Reproduce every one of the following entries word for word, and leave out the pictures.
═══ Material shown ═══
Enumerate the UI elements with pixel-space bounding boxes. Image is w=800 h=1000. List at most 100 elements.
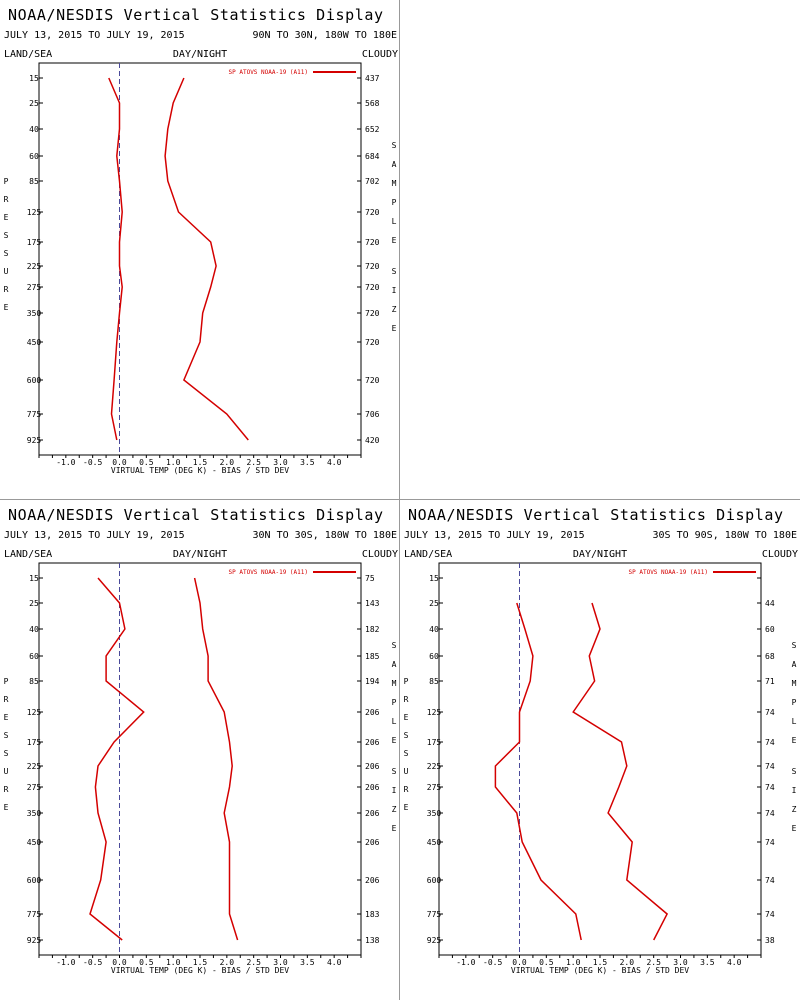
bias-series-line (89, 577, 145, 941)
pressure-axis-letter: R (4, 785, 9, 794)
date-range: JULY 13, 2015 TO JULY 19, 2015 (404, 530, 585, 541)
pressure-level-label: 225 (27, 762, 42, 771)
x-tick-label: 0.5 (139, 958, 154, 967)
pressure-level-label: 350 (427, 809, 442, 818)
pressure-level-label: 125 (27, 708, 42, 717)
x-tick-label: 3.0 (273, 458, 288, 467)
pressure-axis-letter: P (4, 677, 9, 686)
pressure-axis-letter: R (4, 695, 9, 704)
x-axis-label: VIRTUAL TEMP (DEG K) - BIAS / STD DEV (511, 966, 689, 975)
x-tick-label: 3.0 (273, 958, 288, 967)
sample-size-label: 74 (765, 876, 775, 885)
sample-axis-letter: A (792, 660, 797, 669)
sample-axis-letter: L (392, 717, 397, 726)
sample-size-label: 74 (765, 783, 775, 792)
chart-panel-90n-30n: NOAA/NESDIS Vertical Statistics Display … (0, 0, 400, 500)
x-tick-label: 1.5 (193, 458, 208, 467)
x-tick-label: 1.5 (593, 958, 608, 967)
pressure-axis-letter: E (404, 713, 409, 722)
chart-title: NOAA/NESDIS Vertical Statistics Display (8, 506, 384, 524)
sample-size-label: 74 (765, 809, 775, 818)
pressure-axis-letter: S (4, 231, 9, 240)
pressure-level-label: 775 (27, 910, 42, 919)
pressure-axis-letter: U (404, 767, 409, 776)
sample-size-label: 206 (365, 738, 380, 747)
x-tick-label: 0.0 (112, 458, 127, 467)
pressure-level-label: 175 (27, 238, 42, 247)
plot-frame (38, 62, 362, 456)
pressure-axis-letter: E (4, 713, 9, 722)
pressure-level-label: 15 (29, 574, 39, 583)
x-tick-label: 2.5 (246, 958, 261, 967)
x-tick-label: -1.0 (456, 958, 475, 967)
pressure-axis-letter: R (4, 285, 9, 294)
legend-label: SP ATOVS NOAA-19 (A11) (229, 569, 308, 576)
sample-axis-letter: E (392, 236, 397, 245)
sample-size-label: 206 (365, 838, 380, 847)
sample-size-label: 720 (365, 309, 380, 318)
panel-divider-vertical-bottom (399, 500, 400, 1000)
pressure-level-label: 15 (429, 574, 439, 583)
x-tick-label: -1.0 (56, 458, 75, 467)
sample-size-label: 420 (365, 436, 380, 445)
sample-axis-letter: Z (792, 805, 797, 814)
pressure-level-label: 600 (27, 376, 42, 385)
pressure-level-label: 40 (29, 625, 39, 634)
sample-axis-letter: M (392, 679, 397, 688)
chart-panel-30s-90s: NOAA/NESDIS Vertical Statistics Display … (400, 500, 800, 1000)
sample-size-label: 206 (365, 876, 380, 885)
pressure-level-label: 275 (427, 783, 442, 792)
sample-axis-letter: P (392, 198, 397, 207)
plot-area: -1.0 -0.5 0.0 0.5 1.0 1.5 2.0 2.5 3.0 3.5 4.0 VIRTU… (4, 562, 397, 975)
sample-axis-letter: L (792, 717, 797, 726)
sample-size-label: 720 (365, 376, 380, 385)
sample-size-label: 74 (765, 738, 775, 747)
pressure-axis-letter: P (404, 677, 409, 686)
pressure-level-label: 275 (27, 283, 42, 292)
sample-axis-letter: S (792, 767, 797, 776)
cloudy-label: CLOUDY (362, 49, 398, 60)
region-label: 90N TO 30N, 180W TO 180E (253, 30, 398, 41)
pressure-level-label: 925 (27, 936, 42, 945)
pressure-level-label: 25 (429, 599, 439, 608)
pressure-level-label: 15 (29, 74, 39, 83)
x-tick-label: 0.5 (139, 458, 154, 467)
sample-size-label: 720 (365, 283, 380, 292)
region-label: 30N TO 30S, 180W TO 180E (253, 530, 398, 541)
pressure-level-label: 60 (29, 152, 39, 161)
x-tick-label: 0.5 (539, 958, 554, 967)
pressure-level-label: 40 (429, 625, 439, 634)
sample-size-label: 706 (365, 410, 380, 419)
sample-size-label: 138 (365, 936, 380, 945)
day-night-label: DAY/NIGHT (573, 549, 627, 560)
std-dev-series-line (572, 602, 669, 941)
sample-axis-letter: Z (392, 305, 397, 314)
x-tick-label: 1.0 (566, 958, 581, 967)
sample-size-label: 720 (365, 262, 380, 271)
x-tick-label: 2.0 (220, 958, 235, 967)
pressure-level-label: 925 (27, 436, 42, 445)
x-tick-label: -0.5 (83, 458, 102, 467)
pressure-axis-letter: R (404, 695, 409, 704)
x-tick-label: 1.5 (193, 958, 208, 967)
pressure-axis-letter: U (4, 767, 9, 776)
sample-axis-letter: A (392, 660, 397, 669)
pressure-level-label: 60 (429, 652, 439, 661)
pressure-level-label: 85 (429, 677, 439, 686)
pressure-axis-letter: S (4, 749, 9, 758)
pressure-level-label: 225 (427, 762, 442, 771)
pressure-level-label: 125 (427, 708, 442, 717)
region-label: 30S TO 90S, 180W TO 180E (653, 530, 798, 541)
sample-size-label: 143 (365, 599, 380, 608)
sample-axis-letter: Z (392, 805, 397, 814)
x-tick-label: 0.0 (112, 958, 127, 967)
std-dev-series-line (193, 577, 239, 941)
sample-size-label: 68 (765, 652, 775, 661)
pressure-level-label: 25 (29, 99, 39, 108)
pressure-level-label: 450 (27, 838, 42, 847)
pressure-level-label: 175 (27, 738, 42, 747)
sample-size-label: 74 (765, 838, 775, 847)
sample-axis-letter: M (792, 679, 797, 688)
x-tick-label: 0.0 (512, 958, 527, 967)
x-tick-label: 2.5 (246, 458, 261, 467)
═══
■ Task solution
Enumerate the UI elements with pixel-space bounding boxes. Image is w=800 h=1000. List at most 100 elements.
bias-series-line (89, 577, 145, 941)
pressure-axis-letter: R (4, 785, 9, 794)
date-range: JULY 13, 2015 TO JULY 19, 2015 (404, 530, 585, 541)
pressure-level-label: 225 (27, 762, 42, 771)
x-tick-label: 0.5 (139, 958, 154, 967)
pressure-level-label: 350 (427, 809, 442, 818)
pressure-level-label: 125 (27, 708, 42, 717)
x-tick-label: 3.0 (273, 458, 288, 467)
pressure-axis-letter: P (4, 677, 9, 686)
pressure-axis-letter: R (4, 695, 9, 704)
x-axis-label: VIRTUAL TEMP (DEG K) - BIAS / STD DEV (511, 966, 689, 975)
x-tick-label: 3.0 (273, 958, 288, 967)
sample-size-label: 74 (765, 876, 775, 885)
sample-axis-letter: A (792, 660, 797, 669)
sample-axis-letter: L (392, 717, 397, 726)
sample-size-label: 74 (765, 783, 775, 792)
chart-panel-90n-30n: NOAA/NESDIS Vertical Statistics Display … (0, 0, 400, 500)
x-tick-label: 1.5 (193, 458, 208, 467)
x-tick-label: 1.5 (593, 958, 608, 967)
pressure-axis-letter: E (404, 713, 409, 722)
chart-title: NOAA/NESDIS Vertical Statistics Display (8, 506, 384, 524)
sample-size-label: 74 (765, 809, 775, 818)
pressure-axis-letter: S (4, 231, 9, 240)
pressure-level-label: 775 (27, 910, 42, 919)
pressure-axis-letter: U (404, 767, 409, 776)
sample-size-label: 206 (365, 738, 380, 747)
x-tick-label: 0.0 (112, 458, 127, 467)
pressure-level-label: 175 (27, 238, 42, 247)
plot-frame (38, 62, 362, 456)
pressure-axis-letter: E (4, 713, 9, 722)
pressure-level-label: 15 (29, 574, 39, 583)
x-tick-label: 2.5 (246, 958, 261, 967)
x-tick-label: -1.0 (456, 958, 475, 967)
pressure-axis-letter: R (4, 285, 9, 294)
legend-label: SP ATOVS NOAA-19 (A11) (229, 569, 308, 576)
sample-axis-letter: E (392, 236, 397, 245)
sample-size-label: 206 (365, 838, 380, 847)
sample-size-label: 720 (365, 309, 380, 318)
panel-divider-vertical-bottom (399, 500, 400, 1000)
pressure-level-label: 15 (429, 574, 439, 583)
x-tick-label: -1.0 (56, 458, 75, 467)
sample-size-label: 420 (365, 436, 380, 445)
sample-axis-letter: Z (792, 805, 797, 814)
pressure-level-label: 600 (27, 376, 42, 385)
pressure-level-label: 40 (29, 625, 39, 634)
sample-axis-letter: M (392, 679, 397, 688)
chart-panel-30s-90s: NOAA/NESDIS Vertical Statistics Display … (400, 500, 800, 1000)
sample-size-label: 206 (365, 876, 380, 885)
pressure-level-label: 275 (427, 783, 442, 792)
sample-axis-letter: P (392, 198, 397, 207)
plot-area: -1.0 -0.5 0.0 0.5 1.0 1.5 2.0 2.5 3.0 3.5 4.0 VIRTU… (4, 562, 397, 975)
sample-axis-letter: L (792, 717, 797, 726)
sample-size-label: 720 (365, 376, 380, 385)
sample-size-label: 74 (765, 738, 775, 747)
pressure-axis-letter: P (404, 677, 409, 686)
pressure-level-label: 275 (27, 283, 42, 292)
sample-axis-letter: S (792, 767, 797, 776)
cloudy-label: CLOUDY (362, 49, 398, 60)
region-label: 90N TO 30N, 180W TO 180E (253, 30, 398, 41)
pressure-level-label: 925 (27, 936, 42, 945)
pressure-level-label: 25 (429, 599, 439, 608)
pressure-level-label: 15 (29, 74, 39, 83)
x-tick-label: 0.5 (139, 458, 154, 467)
sample-size-label: 720 (365, 283, 380, 292)
region-label: 30N TO 30S, 180W TO 180E (253, 530, 398, 541)
pressure-level-label: 60 (29, 152, 39, 161)
x-tick-label: 0.5 (539, 958, 554, 967)
pressure-level-label: 40 (429, 625, 439, 634)
sample-size-label: 706 (365, 410, 380, 419)
sample-size-label: 138 (365, 936, 380, 945)
day-night-label: DAY/NIGHT (573, 549, 627, 560)
std-dev-series-line (572, 602, 669, 941)
sample-axis-letter: Z (392, 305, 397, 314)
x-tick-label: 1.0 (566, 958, 581, 967)
sample-size-label: 720 (365, 262, 380, 271)
x-tick-label: 2.0 (220, 958, 235, 967)
pressure-level-label: 925 (27, 436, 42, 445)
x-tick-label: -0.5 (83, 458, 102, 467)
pressure-axis-letter: R (404, 695, 409, 704)
x-tick-label: 1.5 (193, 958, 208, 967)
pressure-axis-letter: U (4, 767, 9, 776)
sample-axis-letter: A (392, 660, 397, 669)
pressure-level-label: 60 (429, 652, 439, 661)
pressure-level-label: 85 (429, 677, 439, 686)
pressure-axis-letter: S (4, 749, 9, 758)
pressure-level-label: 225 (427, 762, 442, 771)
pressure-level-label: 125 (427, 708, 442, 717)
region-label: 30S TO 90S, 180W TO 180E (653, 530, 798, 541)
sample-size-label: 143 (365, 599, 380, 608)
sample-axis-letter: Z (392, 805, 397, 814)
x-tick-label: 0.0 (112, 958, 127, 967)
std-dev-series-line (193, 577, 239, 941)
sample-size-label: 68 (765, 652, 775, 661)
pressure-level-label: 25 (29, 99, 39, 108)
pressure-level-label: 450 (27, 838, 42, 847)
pressure-level-label: 175 (27, 738, 42, 747)
sample-size-label: 74 (765, 838, 775, 847)
sample-axis-letter: M (792, 679, 797, 688)
x-tick-label: 0.0 (512, 958, 527, 967)
x-tick-label: 2.5 (246, 458, 261, 467)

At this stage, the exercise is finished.